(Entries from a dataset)
╔══

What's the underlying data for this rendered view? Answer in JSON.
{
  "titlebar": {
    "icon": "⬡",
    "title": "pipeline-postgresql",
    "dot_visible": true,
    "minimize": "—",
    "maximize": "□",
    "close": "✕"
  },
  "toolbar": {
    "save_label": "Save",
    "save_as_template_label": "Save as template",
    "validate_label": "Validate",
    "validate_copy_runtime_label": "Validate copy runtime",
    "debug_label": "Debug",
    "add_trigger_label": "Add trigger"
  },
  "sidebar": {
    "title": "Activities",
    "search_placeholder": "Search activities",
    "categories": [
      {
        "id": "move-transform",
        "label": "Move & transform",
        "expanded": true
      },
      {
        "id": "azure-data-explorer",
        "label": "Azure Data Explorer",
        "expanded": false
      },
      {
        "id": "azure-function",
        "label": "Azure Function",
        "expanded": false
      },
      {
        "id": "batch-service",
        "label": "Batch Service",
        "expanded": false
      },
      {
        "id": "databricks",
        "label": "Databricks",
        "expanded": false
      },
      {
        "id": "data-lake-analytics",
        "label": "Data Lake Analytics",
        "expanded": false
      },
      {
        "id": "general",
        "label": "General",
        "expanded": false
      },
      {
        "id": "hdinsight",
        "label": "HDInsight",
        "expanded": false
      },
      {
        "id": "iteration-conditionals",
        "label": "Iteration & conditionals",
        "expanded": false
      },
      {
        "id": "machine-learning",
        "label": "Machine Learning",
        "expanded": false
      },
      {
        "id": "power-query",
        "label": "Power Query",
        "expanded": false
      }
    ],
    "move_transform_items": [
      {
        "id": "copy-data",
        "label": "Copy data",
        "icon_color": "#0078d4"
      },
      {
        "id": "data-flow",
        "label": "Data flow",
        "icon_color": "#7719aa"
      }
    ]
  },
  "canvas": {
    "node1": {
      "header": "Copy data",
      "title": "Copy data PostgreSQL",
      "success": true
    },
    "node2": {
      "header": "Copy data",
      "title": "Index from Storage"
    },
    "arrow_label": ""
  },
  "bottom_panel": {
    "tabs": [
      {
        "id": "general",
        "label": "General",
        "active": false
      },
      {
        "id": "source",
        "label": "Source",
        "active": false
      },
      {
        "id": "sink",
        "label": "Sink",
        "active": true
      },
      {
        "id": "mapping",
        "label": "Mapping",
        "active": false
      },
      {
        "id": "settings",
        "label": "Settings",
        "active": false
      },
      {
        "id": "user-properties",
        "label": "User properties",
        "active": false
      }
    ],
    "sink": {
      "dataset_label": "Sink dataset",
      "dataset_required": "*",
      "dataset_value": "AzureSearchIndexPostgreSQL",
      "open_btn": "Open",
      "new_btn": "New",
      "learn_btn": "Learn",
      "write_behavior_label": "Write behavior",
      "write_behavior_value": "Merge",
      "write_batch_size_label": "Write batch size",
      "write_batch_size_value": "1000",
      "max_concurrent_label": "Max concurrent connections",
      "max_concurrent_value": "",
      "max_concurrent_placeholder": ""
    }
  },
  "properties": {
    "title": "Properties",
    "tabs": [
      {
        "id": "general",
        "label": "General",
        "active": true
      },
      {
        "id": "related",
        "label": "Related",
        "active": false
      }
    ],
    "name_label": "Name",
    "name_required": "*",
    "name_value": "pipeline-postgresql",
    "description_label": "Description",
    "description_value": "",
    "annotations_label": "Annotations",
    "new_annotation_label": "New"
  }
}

╚══

Stated goal
Give back the whole listing, word for word.

Reply to the task
What's the underlying data for this rendered view? Answer in JSON.
{
  "titlebar": {
    "icon": "⬡",
    "title": "pipeline-postgresql",
    "dot_visible": true,
    "minimize": "—",
    "maximize": "□",
    "close": "✕"
  },
  "toolbar": {
    "save_label": "Save",
    "save_as_template_label": "Save as template",
    "validate_label": "Validate",
    "validate_copy_runtime_label": "Validate copy runtime",
    "debug_label": "Debug",
    "add_trigger_label": "Add trigger"
  },
  "sidebar": {
    "title": "Activities",
    "search_placeholder": "Search activities",
    "categories": [
      {
        "id": "move-transform",
        "label": "Move & transform",
        "expanded": true
      },
      {
        "id": "azure-data-explorer",
        "label": "Azure Data Explorer",
        "expanded": false
      },
      {
        "id": "azure-function",
        "label": "Azure Function",
        "expanded": false
      },
      {
        "id": "batch-service",
        "label": "Batch Service",
        "expanded": false
      },
      {
        "id": "databricks",
        "label": "Databricks",
        "expanded": false
      },
      {
        "id": "data-lake-analytics",
        "label": "Data Lake Analytics",
        "expanded": false
      },
      {
        "id": "general",
        "label": "General",
        "expanded": false
      },
      {
        "id": "hdinsight",
        "label": "HDInsight",
        "expanded": false
      },
      {
        "id": "iteration-conditionals",
        "label": "Iteration & conditionals",
        "expanded": false
      },
      {
        "id": "machine-learning",
        "label": "Machine Learning",
        "expanded": false
      },
      {
        "id": "power-query",
        "label": "Power Query",
        "expanded": false
      }
    ],
    "move_transform_items": [
      {
        "id": "copy-data",
        "label": "Copy data",
        "icon_color": "#0078d4"
      },
      {
        "id": "data-flow",
        "label": "Data flow",
        "icon_color": "#7719aa"
      }
    ]
  },
  "canvas": {
    "node1": {
      "header": "Copy data",
      "title": "Copy data PostgreSQL",
      "success": true
    },
    "node2": {
      "header": "Copy data",
      "title": "Index from Storage"
    },
    "arrow_label": ""
  },
  "bottom_panel": {
    "tabs": [
      {
        "id": "general",
        "label": "General",
        "active": false
      },
      {
        "id": "source",
        "label": "Source",
        "active": false
      },
      {
        "id": "sink",
        "label": "Sink",
        "active": true
      },
      {
        "id": "mapping",
        "label": "Mapping",
        "active": false
      },
      {
        "id": "settings",
        "label": "Settings",
        "active": false
      },
      {
        "id": "user-properties",
        "label": "User properties",
        "active": false
      }
    ],
    "sink": {
      "dataset_label": "Sink dataset",
      "dataset_required": "*",
      "dataset_value": "AzureSearchIndexPostgreSQL",
      "open_btn": "Open",
      "new_btn": "New",
      "learn_btn": "Learn",
      "write_behavior_label": "Write behavior",
      "write_behavior_value": "Merge",
      "write_batch_size_label": "Write batch size",
      "write_batch_size_value": "1000",
      "max_concurrent_label": "Max concurrent connections",
      "max_concurrent_value": "",
      "max_concurrent_placeholder": ""
    }
  },
  "properties": {
    "title": "Properties",
    "tabs": [
      {
        "id": "general",
        "label": "General",
        "active": true
      },
      {
        "id": "related",
        "label": "Related",
        "active": false
      }
    ],
    "name_label": "Name",
    "name_required": "*",
    "name_value": "pipeline-postgresql",
    "description_label": "Description",
    "description_value": "",
    "annotations_label": "Annotations",
    "new_annotation_label": "New"
  }
}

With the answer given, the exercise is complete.